» **Work to complete**:
Report the number of lines that include "name", with no additional text.

[Excerpts from a figure dataset]
"""
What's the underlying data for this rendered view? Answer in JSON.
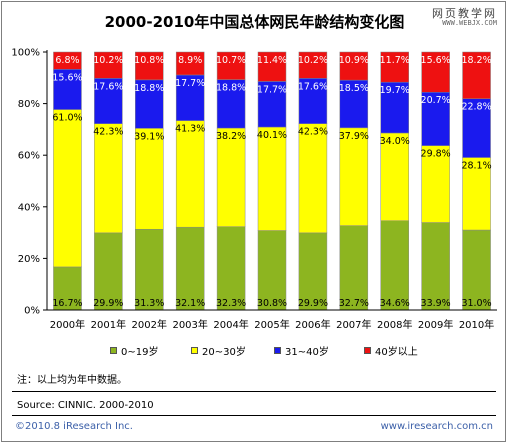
{
  "header": {
    "title": "2000-2010年中国总体网民年龄结构变化图",
    "logo_cn": "网页教学网",
    "logo_url": "WWW.WEBJX.COM"
  },
  "note": "注：以上均为年中数据。",
  "source": "Source: CINNIC. 2000-2010",
  "footer": {
    "copyright": "©2010.8 iResearch Inc.",
    "site": "www.iresearch.com.cn"
  },
  "colors": {
    "green": "#8db520",
    "yellow": "#ffff00",
    "blue": "#1a1aee",
    "red": "#ee1111"
  },
  "chart_data": {
    "type": "bar",
    "stacked": true,
    "title": "2000-2010年中国总体网民年龄结构变化图",
    "xlabel": "",
    "ylabel": "",
    "ylim": [
      0,
      100
    ],
    "yticks": [
      "0%",
      "20%",
      "40%",
      "60%",
      "80%",
      "100%"
    ],
    "categories": [
      "2000年",
      "2001年",
      "2002年",
      "2003年",
      "2004年",
      "2005年",
      "2006年",
      "2007年",
      "2008年",
      "2009年",
      "2010年"
    ],
    "legend_position": "bottom",
    "series": [
      {
        "name": "0~19岁",
        "color": "#8db520",
        "values": [
          16.7,
          29.9,
          31.3,
          32.1,
          32.3,
          30.8,
          29.9,
          32.7,
          34.6,
          33.9,
          31.0
        ],
        "labels": [
          "16.7%",
          "29.9%",
          "31.3%",
          "32.1%",
          "32.3%",
          "30.8%",
          "29.9%",
          "32.7%",
          "34.6%",
          "33.9%",
          "31.0%"
        ]
      },
      {
        "name": "20~30岁",
        "color": "#ffff00",
        "values": [
          61.0,
          42.3,
          39.1,
          41.3,
          38.2,
          40.1,
          42.3,
          37.9,
          34.0,
          29.8,
          28.1
        ],
        "labels": [
          "61.0%",
          "42.3%",
          "39.1%",
          "41.3%",
          "38.2%",
          "40.1%",
          "42.3%",
          "37.9%",
          "34.0%",
          "29.8%",
          "28.1%"
        ]
      },
      {
        "name": "31~40岁",
        "color": "#1a1aee",
        "values": [
          15.6,
          17.6,
          18.8,
          17.7,
          18.8,
          17.7,
          17.6,
          18.5,
          19.7,
          20.7,
          22.8
        ],
        "labels": [
          "15.6%",
          "17.6%",
          "18.8%",
          "17.7%",
          "18.8%",
          "17.7%",
          "17.6%",
          "18.5%",
          "19.7%",
          "20.7%",
          "22.8%"
        ]
      },
      {
        "name": "40岁以上",
        "color": "#ee1111",
        "values": [
          6.8,
          10.2,
          10.8,
          8.9,
          10.7,
          11.4,
          10.2,
          10.9,
          11.7,
          15.6,
          18.2
        ],
        "labels": [
          "6.8%",
          "10.2%",
          "10.8%",
          "8.9%",
          "10.7%",
          "11.4%",
          "10.2%",
          "10.9%",
          "11.7%",
          "15.6%",
          "18.2%"
        ]
      }
    ]
  }
}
"""
» **Written response**:
4